__What you should do__: Copy the data precisely, character for character, and leave out every picture.

===== Records for this task =====

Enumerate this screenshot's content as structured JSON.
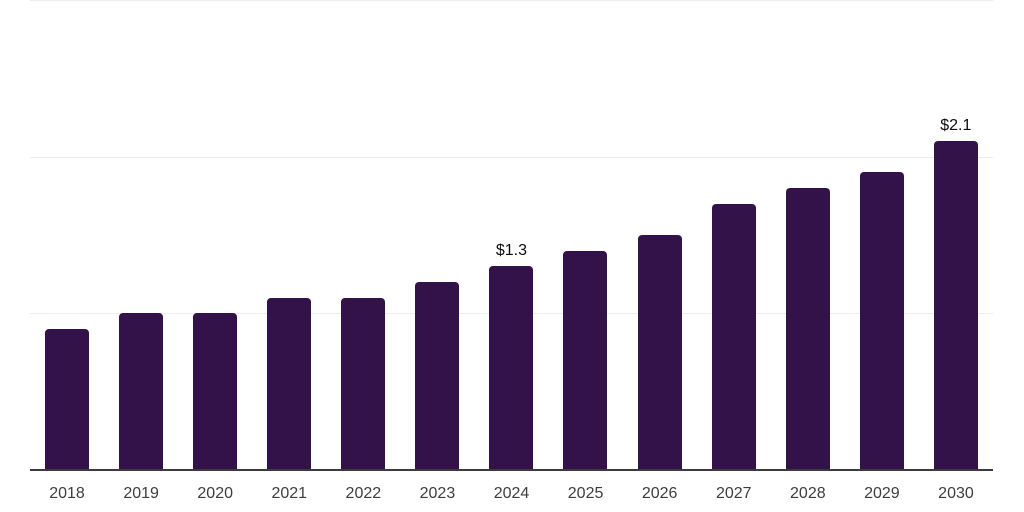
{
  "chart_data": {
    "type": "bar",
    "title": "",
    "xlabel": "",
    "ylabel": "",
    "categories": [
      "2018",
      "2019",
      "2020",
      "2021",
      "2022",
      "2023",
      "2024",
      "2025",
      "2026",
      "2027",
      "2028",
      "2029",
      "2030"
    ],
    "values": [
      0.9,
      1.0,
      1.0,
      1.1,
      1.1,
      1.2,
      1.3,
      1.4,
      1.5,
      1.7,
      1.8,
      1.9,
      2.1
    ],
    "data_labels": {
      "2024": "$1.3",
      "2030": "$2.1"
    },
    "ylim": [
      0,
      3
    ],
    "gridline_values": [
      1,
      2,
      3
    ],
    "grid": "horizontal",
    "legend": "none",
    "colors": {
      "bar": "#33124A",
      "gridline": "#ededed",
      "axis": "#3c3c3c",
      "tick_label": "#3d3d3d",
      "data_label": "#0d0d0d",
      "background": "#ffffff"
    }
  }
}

=====

__The solution__:
Enumerate this screenshot's content as structured JSON.
{
  "chart_data": {
    "type": "bar",
    "title": "",
    "xlabel": "",
    "ylabel": "",
    "categories": [
      "2018",
      "2019",
      "2020",
      "2021",
      "2022",
      "2023",
      "2024",
      "2025",
      "2026",
      "2027",
      "2028",
      "2029",
      "2030"
    ],
    "values": [
      0.9,
      1.0,
      1.0,
      1.1,
      1.1,
      1.2,
      1.3,
      1.4,
      1.5,
      1.7,
      1.8,
      1.9,
      2.1
    ],
    "data_labels": {
      "2024": "$1.3",
      "2030": "$2.1"
    },
    "ylim": [
      0,
      3
    ],
    "gridline_values": [
      1,
      2,
      3
    ],
    "grid": "horizontal",
    "legend": "none",
    "colors": {
      "bar": "#33124A",
      "gridline": "#ededed",
      "axis": "#3c3c3c",
      "tick_label": "#3d3d3d",
      "data_label": "#0d0d0d",
      "background": "#ffffff"
    }
  }
}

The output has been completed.